[THE RECORDS start]
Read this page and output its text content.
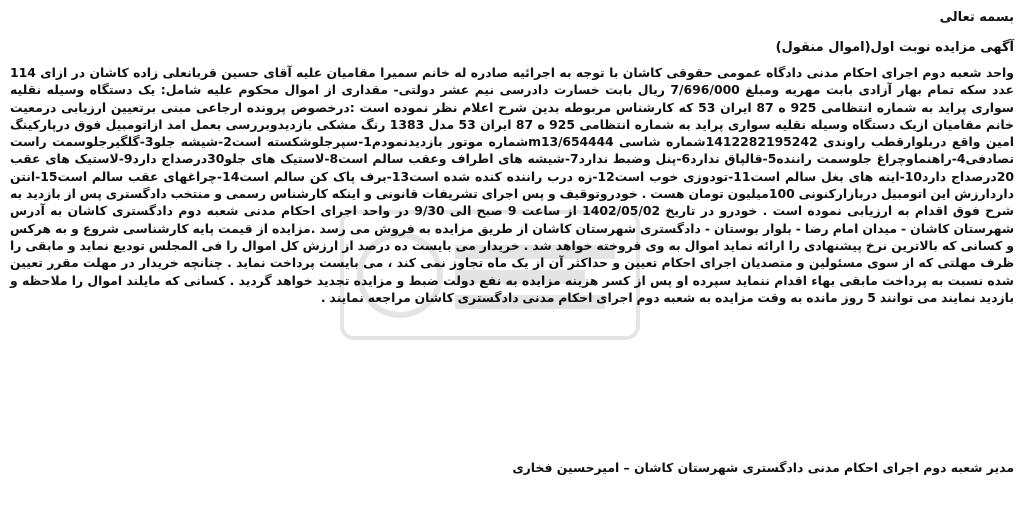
بسمه تعالی

آگهی مزایده نوبت اول(اموال منقول)

واحد شعبه دوم اجرای احکام مدنی دادگاه عمومی حقوقی کاشان با توجه به اجرائیه صادره له خانم سمیرا مقامیان علیه آقای حسین قربانعلی زاده کاشان در ازای 114 عدد سکه تمام بهار آزادی بابت مهریه ومبلغ 7/696/000 ریال بابت خسارت دادرسی نیم عشر دولتی- مقداری از اموال محکوم علیه شامل: یک دستگاه وسیله نقلیه سواری پراید به شماره انتظامی 925 ه 87 ایران 53 که کارشناس مربوطه بدین شرح اعلام نظر نموده است :درخصوص پرونده ارجاعی مبنی برتعیین ارزیابی درمعیت خانم مقامیان ازیک دستگاه وسیله نقلیه سواری پراید به شماره انتظامی 925 ه 87 ایران 53 مدل 1383 رنگ مشکی بازدیدوبررسی بعمل امد ازاتومبیل فوق درپارکینگ امین واقع دربلوارقطب راوندی 1412282195242شماره شاسی m13/654444شماره موتور بازدیدنمودم1-سپرجلوشکسته است2-شیشه جلو3-گلگیرجلوسمت راست تصادفی4-راهنماوچراغ جلوسمت راننده5-قالپاق ندارد6-پنل وضبط ندارد7-شیشه های اطراف وعقب سالم است8-لاستیک های جلو30درصداج دارد9-لاستیک های عقب 20درصداج دارد10-اینه های بغل سالم است11-تودوزی خوب است12-زه درب راننده کنده شده است13-برف پاک کن سالم است14-چراغهای عقب سالم است15-انتن داردارزش این اتومبیل دربازارکنونی 100میلیون تومان هست . خودروتوقیف و پس اجرای تشریفات قانونی و اینکه کارشناس رسمی و منتخب دادگستری پس از بازدید به شرح فوق اقدام به ارزیابی نموده است . خودرو در تاریخ 1402/05/02 از ساعت 9 صبح الی 9/30 در واحد اجرای احکام مدنی شعبه دوم دادگستری کاشان به آدرس شهرستان کاشان - میدان امام رضا - بلوار بوستان - دادگستری شهرستان کاشان از طریق مزایده به فروش می رسد .مزایده از قیمت پایه کارشناسی شروع و به هرکس و کسانی که بالاترین نرخ پیشنهادی را ارائه نماید اموال به وی فروخته خواهد شد . خریدار می بایست ده درصد از ارزش کل اموال را فی المجلس تودیع نماید و مابقی را ظرف مهلتی که از سوی مسئولین و متصدیان اجرای احکام تعیین و حداکثر آن از یک ماه تجاوز نمی کند ، می بایست پرداخت نماید . چنانچه خریدار در مهلت مقرر تعیین شده نسبت به پرداخت مابقی بهاء اقدام ننماید سپرده او پس از کسر هزینه مزایده به نفع دولت ضبط و مزایده تجدید خواهد گردید . کسانی که مایلند اموال را ملاحظه و بازدید نمایند می توانند 5 روز مانده به وقت مزایده به شعبه دوم اجرای احکام مدنی دادگستری کاشان مراجعه نمایند .

مدیر شعبه دوم اجرای احکام مدنی دادگستری شهرستان کاشان – امیرحسین فخاری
[THE RECORDS end]
_TO DO:_ Repeat the full listing above exactly, with no pictures in the copy.

_PROBLEM SOLUTION:_
Read this page and output its text content.
بسمه تعالی

آگهی مزایده نوبت اول(اموال منقول)

واحد شعبه دوم اجرای احکام مدنی دادگاه عمومی حقوقی کاشان با توجه به اجرائیه صادره له خانم سمیرا مقامیان علیه آقای حسین قربانعلی زاده کاشان در ازای 114 عدد سکه تمام بهار آزادی بابت مهریه ومبلغ 7/696/000 ریال بابت خسارت دادرسی نیم عشر دولتی- مقداری از اموال محکوم علیه شامل: یک دستگاه وسیله نقلیه سواری پراید به شماره انتظامی 925 ه 87 ایران 53 که کارشناس مربوطه بدین شرح اعلام نظر نموده است :درخصوص پرونده ارجاعی مبنی برتعیین ارزیابی درمعیت خانم مقامیان ازیک دستگاه وسیله نقلیه سواری پراید به شماره انتظامی 925 ه 87 ایران 53 مدل 1383 رنگ مشکی بازدیدوبررسی بعمل امد ازاتومبیل فوق درپارکینگ امین واقع دربلوارقطب راوندی 1412282195242شماره شاسی m13/654444شماره موتور بازدیدنمودم1-سپرجلوشکسته است2-شیشه جلو3-گلگیرجلوسمت راست تصادفی4-راهنماوچراغ جلوسمت راننده5-قالپاق ندارد6-پنل وضبط ندارد7-شیشه های اطراف وعقب سالم است8-لاستیک های جلو30درصداج دارد9-لاستیک های عقب 20درصداج دارد10-اینه های بغل سالم است11-تودوزی خوب است12-زه درب راننده کنده شده است13-برف پاک کن سالم است14-چراغهای عقب سالم است15-انتن داردارزش این اتومبیل دربازارکنونی 100میلیون تومان هست . خودروتوقیف و پس اجرای تشریفات قانونی و اینکه کارشناس رسمی و منتخب دادگستری پس از بازدید به شرح فوق اقدام به ارزیابی نموده است . خودرو در تاریخ 1402/05/02 از ساعت 9 صبح الی 9/30 در واحد اجرای احکام مدنی شعبه دوم دادگستری کاشان به آدرس شهرستان کاشان - میدان امام رضا - بلوار بوستان - دادگستری شهرستان کاشان از طریق مزایده به فروش می رسد .مزایده از قیمت پایه کارشناسی شروع و به هرکس و کسانی که بالاترین نرخ پیشنهادی را ارائه نماید اموال به وی فروخته خواهد شد . خریدار می بایست ده درصد از ارزش کل اموال را فی المجلس تودیع نماید و مابقی را ظرف مهلتی که از سوی مسئولین و متصدیان اجرای احکام تعیین و حداکثر آن از یک ماه تجاوز نمی کند ، می بایست پرداخت نماید . چنانچه خریدار در مهلت مقرر تعیین شده نسبت به پرداخت مابقی بهاء اقدام ننماید سپرده او پس از کسر هزینه مزایده به نفع دولت ضبط و مزایده تجدید خواهد گردید . کسانی که مایلند اموال را ملاحظه و بازدید نمایند می توانند 5 روز مانده به وقت مزایده به شعبه دوم اجرای احکام مدنی دادگستری کاشان مراجعه نمایند .

مدیر شعبه دوم اجرای احکام مدنی دادگستری شهرستان کاشان – امیرحسین فخاری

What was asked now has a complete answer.